» Given request:
Work out how many lines of the material below mention the word "Pore"; reply with the number only.

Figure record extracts
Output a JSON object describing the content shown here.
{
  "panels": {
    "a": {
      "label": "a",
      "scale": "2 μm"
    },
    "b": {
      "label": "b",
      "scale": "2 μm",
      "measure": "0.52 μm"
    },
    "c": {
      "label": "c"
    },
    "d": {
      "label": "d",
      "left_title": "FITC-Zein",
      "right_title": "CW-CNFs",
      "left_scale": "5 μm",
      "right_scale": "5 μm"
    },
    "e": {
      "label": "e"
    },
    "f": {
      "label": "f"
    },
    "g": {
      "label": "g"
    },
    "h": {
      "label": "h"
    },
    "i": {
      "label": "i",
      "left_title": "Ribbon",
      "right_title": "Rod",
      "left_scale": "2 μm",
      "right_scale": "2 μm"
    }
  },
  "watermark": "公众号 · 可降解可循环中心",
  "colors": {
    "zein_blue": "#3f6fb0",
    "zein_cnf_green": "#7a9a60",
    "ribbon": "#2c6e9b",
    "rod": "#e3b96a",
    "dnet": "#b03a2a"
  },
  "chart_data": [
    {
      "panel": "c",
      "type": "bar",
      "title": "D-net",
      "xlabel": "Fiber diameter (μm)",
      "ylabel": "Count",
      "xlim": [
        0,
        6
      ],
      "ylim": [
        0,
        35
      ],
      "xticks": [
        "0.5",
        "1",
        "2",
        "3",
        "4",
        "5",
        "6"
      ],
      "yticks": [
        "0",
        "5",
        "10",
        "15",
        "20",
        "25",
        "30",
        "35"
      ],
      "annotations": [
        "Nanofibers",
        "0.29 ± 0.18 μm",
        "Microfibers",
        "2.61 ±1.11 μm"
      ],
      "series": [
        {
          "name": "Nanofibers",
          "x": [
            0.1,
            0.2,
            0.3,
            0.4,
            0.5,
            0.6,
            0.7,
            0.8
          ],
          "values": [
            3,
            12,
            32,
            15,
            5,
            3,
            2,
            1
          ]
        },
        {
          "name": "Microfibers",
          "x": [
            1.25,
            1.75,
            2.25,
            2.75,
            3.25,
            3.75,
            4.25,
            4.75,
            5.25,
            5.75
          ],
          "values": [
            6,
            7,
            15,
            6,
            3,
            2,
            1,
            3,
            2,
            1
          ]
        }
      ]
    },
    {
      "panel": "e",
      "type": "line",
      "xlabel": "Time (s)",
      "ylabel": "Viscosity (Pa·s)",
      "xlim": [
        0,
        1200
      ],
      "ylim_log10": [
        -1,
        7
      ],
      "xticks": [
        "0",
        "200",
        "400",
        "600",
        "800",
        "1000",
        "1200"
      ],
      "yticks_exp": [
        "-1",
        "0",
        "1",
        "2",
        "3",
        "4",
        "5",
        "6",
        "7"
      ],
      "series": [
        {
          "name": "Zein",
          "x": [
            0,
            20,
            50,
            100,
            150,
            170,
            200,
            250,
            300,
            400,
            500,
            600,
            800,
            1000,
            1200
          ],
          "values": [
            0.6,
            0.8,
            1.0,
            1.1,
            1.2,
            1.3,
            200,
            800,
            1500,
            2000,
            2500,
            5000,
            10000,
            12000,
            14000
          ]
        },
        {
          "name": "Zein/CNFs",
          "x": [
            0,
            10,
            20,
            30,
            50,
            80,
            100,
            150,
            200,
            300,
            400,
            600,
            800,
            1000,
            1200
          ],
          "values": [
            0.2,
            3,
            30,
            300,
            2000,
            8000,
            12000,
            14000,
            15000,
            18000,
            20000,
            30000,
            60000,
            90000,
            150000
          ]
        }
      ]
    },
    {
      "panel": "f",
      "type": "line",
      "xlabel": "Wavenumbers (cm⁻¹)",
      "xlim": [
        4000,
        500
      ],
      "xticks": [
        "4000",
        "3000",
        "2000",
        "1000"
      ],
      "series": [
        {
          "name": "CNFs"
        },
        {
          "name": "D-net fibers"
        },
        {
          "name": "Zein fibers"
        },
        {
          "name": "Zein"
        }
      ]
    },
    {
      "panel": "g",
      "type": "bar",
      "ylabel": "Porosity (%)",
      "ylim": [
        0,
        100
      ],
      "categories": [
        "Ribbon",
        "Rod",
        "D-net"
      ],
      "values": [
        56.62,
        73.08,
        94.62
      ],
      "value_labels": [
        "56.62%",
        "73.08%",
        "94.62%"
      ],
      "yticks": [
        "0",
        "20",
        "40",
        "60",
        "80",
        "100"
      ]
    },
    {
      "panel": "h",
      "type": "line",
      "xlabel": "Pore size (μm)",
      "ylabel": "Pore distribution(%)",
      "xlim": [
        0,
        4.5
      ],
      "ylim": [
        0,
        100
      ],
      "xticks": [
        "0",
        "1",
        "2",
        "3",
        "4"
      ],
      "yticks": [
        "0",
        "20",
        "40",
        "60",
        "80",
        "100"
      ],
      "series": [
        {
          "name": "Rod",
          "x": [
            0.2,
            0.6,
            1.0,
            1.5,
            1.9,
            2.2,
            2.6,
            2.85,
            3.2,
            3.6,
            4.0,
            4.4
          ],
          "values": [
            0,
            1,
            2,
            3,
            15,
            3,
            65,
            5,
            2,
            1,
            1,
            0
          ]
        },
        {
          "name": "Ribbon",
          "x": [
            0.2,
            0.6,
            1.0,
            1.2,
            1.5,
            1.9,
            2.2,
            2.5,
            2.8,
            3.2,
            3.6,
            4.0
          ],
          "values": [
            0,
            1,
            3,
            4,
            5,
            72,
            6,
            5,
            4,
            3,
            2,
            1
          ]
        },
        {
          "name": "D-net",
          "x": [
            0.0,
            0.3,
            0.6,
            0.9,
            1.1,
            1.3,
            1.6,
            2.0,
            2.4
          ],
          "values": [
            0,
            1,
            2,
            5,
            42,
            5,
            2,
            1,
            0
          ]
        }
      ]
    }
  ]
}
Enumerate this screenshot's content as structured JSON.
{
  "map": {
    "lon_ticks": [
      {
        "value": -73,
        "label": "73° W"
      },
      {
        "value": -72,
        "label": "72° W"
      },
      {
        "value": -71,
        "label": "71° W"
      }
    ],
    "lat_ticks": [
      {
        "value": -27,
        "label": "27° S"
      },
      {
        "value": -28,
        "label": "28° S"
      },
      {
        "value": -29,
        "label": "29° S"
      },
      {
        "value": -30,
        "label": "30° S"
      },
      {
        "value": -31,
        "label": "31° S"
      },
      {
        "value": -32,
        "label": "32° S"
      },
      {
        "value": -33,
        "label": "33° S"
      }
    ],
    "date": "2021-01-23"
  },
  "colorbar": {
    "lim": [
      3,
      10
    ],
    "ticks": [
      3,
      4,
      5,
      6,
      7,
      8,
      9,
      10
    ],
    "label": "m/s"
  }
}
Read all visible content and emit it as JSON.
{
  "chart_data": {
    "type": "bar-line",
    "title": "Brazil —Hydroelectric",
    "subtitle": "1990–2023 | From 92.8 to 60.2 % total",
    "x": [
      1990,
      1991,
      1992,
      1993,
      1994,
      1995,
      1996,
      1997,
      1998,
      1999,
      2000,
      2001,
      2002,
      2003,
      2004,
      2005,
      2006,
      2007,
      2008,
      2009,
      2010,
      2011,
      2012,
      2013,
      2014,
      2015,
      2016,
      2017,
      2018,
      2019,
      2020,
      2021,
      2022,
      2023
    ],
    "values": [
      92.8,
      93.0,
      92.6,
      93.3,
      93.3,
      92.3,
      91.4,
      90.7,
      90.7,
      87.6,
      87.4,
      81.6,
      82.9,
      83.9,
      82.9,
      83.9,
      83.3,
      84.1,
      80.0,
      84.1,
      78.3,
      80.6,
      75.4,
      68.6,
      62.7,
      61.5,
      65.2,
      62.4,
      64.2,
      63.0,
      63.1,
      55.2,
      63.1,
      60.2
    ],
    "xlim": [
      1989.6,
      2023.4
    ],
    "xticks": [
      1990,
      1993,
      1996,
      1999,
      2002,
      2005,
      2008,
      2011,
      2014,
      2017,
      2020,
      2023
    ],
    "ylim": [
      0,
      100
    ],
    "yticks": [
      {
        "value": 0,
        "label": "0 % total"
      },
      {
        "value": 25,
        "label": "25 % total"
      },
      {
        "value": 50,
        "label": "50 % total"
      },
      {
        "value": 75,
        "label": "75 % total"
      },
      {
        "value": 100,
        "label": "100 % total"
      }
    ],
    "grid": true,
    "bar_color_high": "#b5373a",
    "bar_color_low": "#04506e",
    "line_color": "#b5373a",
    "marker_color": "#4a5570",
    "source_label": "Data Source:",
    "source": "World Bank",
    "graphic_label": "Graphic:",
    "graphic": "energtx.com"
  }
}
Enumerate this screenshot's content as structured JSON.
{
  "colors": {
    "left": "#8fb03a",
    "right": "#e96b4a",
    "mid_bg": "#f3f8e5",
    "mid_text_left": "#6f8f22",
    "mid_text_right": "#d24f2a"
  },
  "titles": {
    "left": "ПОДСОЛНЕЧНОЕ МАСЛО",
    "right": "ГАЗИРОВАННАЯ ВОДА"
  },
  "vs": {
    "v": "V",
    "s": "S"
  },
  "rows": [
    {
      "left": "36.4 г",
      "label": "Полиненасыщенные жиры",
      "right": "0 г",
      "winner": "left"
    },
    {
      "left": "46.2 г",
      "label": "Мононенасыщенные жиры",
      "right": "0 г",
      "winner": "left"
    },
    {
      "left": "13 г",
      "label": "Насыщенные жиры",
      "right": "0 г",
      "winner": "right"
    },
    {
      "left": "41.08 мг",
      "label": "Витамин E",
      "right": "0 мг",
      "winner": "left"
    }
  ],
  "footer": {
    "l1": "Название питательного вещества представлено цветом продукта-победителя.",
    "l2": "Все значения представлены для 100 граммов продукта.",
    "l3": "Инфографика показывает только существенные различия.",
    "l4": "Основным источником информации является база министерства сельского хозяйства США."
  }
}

» Response to this task:
2